• **CONSIGNE A**:
Dans l'extrait sur le choix du nom d'un personnage, réécrivez plus brièvement le paragraphe qui commence par « Bien que j'aie à cœur », en conservant ses informations principales.

• **EXTRAIT DE PAGE**:
****
A la poursuite de Bardamu ou comment choisir le nom d’un personnage 🎧🖋️

Bien que j’aie à cœur de trouver un ton très personnel pour développer ma voix d’auteur, je n’en suis pas moins confrontée aux mêmes questions que tous les écrivains. Parmi celles-ci, il en est une qui m’est chère : quels noms donner à mes personnages ?

Elle m’est chère, car nommer n’est pas anodin et me permet de jouer infiniment avec les mots, les doubles sens, les anagrammes, les seconds, voire troisièmes degrés

Pour compléter cet article, je vous recommande la lecture de celui-ci : 9 clés pour donner profondeur et épaisseur à vos personnages de fiction.

Comment choisir le nom « qui va bien » ?
****
• **DONNÉES EXTRAITES**:
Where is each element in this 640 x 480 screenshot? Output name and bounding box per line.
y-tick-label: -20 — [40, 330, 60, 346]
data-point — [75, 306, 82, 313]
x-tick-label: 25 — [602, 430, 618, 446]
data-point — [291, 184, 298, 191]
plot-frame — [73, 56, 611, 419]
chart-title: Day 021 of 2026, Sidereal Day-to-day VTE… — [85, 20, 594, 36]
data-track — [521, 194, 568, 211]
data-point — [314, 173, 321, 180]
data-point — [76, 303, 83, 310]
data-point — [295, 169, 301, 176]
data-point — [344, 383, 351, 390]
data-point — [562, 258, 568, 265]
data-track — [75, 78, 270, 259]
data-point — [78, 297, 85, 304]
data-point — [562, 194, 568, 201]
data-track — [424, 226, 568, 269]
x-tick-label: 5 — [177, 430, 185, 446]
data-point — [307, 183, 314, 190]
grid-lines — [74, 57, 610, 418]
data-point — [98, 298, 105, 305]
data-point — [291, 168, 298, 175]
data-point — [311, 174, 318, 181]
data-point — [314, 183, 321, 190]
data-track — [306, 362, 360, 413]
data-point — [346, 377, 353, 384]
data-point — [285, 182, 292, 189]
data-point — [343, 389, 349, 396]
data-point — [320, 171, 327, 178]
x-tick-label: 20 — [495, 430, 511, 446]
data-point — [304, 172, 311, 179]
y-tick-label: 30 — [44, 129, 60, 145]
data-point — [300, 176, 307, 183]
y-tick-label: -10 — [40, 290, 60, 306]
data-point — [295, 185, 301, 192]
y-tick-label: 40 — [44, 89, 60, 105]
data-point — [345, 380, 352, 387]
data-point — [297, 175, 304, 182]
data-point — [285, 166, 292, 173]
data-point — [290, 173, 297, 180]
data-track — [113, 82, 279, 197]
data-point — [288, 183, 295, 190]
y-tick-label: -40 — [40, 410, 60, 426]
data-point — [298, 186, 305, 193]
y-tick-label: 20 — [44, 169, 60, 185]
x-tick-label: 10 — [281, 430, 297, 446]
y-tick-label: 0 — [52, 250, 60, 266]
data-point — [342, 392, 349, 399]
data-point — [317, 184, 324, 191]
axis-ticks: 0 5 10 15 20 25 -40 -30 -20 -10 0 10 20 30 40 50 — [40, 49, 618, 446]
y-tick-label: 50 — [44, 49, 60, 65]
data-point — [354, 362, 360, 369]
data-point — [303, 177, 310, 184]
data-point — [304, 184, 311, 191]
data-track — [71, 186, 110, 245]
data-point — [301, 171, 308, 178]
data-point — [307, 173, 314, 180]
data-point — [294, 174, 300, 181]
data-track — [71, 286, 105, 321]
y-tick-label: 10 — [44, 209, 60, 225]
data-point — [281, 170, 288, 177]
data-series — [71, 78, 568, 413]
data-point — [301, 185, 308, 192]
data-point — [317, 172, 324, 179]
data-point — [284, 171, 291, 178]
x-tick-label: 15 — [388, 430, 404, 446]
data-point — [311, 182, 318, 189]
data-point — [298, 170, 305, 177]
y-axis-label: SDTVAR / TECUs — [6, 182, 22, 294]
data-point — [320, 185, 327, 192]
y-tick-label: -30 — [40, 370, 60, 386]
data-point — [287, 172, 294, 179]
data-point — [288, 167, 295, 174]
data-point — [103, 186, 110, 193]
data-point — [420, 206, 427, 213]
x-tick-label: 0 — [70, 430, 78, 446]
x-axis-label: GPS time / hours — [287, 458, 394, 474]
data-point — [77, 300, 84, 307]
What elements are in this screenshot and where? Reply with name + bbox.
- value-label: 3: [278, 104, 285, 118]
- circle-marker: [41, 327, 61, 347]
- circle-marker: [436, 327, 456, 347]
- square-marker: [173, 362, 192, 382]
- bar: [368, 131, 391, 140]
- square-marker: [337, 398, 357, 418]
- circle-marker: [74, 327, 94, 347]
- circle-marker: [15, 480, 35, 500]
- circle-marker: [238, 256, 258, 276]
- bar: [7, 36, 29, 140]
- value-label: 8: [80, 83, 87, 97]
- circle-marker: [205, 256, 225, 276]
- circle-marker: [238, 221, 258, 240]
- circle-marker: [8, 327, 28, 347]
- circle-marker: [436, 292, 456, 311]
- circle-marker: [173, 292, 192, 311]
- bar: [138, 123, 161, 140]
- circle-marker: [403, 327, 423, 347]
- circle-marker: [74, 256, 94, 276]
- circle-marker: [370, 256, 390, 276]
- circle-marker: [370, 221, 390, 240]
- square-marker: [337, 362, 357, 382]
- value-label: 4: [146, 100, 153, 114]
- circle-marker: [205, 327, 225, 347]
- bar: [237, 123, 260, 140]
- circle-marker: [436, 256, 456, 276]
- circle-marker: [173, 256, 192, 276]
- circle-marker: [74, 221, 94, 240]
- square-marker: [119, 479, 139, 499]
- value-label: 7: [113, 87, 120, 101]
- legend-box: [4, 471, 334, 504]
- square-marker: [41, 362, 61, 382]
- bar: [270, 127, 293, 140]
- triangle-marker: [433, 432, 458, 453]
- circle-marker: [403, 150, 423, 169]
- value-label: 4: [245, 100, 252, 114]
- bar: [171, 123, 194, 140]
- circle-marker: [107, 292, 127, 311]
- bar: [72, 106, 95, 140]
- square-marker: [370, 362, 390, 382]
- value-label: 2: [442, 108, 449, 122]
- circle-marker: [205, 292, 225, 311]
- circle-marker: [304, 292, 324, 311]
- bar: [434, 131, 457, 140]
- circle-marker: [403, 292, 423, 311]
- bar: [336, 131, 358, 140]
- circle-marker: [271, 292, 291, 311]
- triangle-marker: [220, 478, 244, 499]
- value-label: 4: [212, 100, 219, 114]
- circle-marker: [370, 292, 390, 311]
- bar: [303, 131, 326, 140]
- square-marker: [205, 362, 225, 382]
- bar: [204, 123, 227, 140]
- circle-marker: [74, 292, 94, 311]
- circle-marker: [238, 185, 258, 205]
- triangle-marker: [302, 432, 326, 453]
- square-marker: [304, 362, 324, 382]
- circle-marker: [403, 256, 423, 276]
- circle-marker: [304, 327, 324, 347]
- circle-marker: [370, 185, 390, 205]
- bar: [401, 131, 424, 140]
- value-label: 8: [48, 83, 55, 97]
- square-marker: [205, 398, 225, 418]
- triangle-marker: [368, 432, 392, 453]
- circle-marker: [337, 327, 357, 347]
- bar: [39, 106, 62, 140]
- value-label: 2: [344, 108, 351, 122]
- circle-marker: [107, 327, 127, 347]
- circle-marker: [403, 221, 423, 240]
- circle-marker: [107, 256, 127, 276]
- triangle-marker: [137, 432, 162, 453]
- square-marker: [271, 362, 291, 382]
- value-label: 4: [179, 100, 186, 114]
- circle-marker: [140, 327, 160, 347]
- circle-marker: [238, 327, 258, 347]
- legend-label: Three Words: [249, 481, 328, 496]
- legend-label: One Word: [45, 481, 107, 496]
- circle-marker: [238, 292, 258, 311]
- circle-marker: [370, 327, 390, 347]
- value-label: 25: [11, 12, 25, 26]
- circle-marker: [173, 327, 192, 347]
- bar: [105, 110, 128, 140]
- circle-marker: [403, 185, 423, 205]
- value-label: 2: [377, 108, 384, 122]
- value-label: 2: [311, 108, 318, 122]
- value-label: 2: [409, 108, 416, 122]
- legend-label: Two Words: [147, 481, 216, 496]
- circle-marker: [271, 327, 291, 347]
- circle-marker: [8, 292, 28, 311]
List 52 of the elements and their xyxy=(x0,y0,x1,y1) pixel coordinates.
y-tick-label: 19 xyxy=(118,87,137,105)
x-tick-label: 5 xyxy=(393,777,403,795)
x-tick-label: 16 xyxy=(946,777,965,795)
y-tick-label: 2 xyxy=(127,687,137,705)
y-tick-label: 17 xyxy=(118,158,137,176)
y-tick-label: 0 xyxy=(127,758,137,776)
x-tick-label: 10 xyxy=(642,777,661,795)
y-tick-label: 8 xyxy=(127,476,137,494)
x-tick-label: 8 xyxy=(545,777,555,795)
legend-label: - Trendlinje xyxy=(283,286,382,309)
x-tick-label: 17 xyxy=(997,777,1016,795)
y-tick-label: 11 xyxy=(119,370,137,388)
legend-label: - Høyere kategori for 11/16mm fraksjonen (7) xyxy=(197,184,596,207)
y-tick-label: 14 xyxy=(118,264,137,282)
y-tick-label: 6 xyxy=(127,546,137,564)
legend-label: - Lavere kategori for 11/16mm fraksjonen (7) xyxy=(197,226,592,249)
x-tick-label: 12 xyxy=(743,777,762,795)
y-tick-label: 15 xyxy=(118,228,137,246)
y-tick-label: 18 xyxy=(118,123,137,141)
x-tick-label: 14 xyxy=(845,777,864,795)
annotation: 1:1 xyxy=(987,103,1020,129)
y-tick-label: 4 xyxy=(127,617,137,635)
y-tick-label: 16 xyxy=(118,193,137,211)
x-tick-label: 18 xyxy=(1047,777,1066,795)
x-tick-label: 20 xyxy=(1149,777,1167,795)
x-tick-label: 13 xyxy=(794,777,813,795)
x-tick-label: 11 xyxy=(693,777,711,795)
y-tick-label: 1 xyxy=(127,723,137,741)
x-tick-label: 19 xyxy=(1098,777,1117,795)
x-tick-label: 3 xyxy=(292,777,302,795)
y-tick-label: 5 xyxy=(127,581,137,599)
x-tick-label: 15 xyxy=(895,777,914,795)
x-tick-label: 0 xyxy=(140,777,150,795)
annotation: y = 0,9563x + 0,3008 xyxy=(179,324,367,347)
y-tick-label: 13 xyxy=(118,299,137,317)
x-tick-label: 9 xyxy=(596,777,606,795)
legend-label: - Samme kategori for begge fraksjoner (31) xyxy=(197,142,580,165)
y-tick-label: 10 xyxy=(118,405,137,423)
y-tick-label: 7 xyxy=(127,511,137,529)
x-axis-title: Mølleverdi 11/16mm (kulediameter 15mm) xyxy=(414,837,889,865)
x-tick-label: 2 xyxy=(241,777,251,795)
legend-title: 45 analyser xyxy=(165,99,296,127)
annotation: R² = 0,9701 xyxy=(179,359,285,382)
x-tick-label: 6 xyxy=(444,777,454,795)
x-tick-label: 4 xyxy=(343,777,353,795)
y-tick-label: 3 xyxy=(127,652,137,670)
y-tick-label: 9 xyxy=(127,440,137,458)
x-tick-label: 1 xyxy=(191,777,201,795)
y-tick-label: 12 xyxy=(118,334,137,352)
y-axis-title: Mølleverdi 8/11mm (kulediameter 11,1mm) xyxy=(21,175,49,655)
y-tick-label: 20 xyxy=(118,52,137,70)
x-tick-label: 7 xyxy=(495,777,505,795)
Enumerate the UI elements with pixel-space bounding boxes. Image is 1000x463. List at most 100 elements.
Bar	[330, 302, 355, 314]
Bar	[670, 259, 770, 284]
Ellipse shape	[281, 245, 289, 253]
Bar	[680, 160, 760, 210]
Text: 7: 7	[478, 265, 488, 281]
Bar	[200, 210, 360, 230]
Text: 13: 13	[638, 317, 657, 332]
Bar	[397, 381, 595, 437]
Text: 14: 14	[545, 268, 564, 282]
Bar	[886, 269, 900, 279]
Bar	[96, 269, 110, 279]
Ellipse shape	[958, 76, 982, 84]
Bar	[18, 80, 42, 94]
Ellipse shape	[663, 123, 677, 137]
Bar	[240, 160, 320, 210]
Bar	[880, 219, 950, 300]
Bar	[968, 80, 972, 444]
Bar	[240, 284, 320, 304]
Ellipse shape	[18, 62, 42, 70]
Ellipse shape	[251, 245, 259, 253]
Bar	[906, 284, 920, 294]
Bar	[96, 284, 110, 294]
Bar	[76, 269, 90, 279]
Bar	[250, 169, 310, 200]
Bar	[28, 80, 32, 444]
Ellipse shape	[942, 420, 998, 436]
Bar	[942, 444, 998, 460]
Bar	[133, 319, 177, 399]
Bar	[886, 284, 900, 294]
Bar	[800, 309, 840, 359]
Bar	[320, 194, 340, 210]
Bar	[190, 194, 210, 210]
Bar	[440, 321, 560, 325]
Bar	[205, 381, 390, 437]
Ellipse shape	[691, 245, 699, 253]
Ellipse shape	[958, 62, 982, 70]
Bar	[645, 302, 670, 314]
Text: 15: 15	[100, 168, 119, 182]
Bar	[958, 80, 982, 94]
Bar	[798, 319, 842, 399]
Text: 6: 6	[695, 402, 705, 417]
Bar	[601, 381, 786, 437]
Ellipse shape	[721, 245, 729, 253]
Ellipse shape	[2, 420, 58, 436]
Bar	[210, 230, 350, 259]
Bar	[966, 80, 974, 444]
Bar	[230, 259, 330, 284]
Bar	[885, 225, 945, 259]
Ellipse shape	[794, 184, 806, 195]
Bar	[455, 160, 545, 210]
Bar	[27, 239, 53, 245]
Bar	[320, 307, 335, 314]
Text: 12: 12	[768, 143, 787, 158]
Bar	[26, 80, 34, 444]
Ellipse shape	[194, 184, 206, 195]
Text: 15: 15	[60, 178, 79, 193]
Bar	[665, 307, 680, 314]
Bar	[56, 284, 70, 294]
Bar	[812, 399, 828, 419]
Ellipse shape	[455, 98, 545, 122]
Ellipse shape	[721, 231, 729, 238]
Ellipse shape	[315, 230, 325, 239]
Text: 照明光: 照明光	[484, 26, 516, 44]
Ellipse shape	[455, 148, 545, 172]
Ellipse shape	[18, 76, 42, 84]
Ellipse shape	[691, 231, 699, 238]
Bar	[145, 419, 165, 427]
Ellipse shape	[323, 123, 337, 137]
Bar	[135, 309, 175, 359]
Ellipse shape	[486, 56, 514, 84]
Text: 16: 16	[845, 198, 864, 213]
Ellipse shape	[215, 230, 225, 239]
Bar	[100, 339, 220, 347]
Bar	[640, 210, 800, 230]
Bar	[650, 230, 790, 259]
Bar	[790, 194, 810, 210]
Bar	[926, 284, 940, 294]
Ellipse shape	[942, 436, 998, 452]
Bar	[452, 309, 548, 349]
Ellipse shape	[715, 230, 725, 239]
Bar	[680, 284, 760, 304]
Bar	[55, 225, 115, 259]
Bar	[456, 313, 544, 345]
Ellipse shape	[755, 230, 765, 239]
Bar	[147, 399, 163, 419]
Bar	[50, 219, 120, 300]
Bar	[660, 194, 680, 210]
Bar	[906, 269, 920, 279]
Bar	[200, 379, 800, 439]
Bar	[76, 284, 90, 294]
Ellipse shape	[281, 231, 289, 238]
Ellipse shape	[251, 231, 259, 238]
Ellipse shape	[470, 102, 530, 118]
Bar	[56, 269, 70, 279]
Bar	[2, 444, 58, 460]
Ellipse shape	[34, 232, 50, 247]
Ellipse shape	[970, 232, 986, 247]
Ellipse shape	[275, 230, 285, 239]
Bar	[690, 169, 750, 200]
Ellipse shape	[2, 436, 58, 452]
****
• **CONSIGNE B**:
Citez telles quelles les entrées, en partant de leur toute première ligne et en terminant par la ligne qui contient "data-point — [346, 377, 353, 384]", celle-ci comprise.

• **CORRIGÉ COMPLET A**:
Malgré ma recherche d'un ton personnel pour forger ma voix d'auteur, je rencontre les mêmes questions que tous les écrivains, dont une qui m'est chère : comment nommer mes personnages ?

• **CORRIGÉ COMPLET B**:
Where is each element in this 640 x 480 screenshot? Output name and bounding box per line.
y-tick-label: -20 — [40, 330, 60, 346]
data-point — [75, 306, 82, 313]
x-tick-label: 25 — [602, 430, 618, 446]
data-point — [291, 184, 298, 191]
plot-frame — [73, 56, 611, 419]
chart-title: Day 021 of 2026, Sidereal Day-to-day VTE… — [85, 20, 594, 36]
data-track — [521, 194, 568, 211]
data-point — [314, 173, 321, 180]
data-point — [76, 303, 83, 310]
data-point — [295, 169, 301, 176]
data-point — [344, 383, 351, 390]
data-point — [562, 258, 568, 265]
data-track — [75, 78, 270, 259]
data-point — [78, 297, 85, 304]
data-point — [562, 194, 568, 201]
data-track — [424, 226, 568, 269]
x-tick-label: 5 — [177, 430, 185, 446]
data-point — [307, 183, 314, 190]
grid-lines — [74, 57, 610, 418]
data-point — [98, 298, 105, 305]
data-point — [291, 168, 298, 175]
data-point — [311, 174, 318, 181]
data-point — [314, 183, 321, 190]
data-track — [306, 362, 360, 413]
data-point — [346, 377, 353, 384]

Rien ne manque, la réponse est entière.